**WORK INSTRUCTIONS:**
In the entries that follow, find the word "Юденича" and report each line it is on.

**RECORDS PROVIDED:**
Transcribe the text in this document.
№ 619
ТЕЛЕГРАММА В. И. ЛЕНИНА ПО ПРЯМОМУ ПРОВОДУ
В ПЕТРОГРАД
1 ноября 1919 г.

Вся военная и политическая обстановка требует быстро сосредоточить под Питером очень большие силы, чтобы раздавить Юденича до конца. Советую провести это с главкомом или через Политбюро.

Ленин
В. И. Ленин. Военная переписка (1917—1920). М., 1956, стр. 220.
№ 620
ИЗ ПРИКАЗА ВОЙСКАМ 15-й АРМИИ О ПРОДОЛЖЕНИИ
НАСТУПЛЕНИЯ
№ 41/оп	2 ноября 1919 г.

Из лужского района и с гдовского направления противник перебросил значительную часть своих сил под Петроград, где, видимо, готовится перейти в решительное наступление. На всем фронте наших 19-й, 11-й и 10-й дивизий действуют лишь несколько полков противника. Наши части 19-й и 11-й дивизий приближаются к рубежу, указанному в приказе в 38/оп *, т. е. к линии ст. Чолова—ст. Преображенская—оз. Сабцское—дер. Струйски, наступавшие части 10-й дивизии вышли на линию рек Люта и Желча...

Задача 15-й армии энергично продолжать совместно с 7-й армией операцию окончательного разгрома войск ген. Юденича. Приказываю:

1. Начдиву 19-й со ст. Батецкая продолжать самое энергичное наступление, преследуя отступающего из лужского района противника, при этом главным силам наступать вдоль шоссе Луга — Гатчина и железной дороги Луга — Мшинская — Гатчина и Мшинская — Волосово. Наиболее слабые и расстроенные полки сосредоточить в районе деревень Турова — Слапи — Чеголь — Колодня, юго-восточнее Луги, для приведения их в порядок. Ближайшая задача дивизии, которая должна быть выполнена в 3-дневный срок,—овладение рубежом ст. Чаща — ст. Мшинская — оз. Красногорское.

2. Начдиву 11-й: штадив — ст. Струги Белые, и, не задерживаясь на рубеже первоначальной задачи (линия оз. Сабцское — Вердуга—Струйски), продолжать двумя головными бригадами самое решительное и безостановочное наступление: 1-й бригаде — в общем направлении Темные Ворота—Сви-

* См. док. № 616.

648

**FINISHED ANSWER:**
Вся военная и политическая обстановка требует быстро сосредоточить под Питером очень большие силы, чтобы раздавить Юденича до конца. Советую провести это с главкомом или через Политбюро.
Задача 15-й армии энергично продолжать совместно с 7-й армией операцию окончательного разгрома войск ген. Юденича. Приказываю:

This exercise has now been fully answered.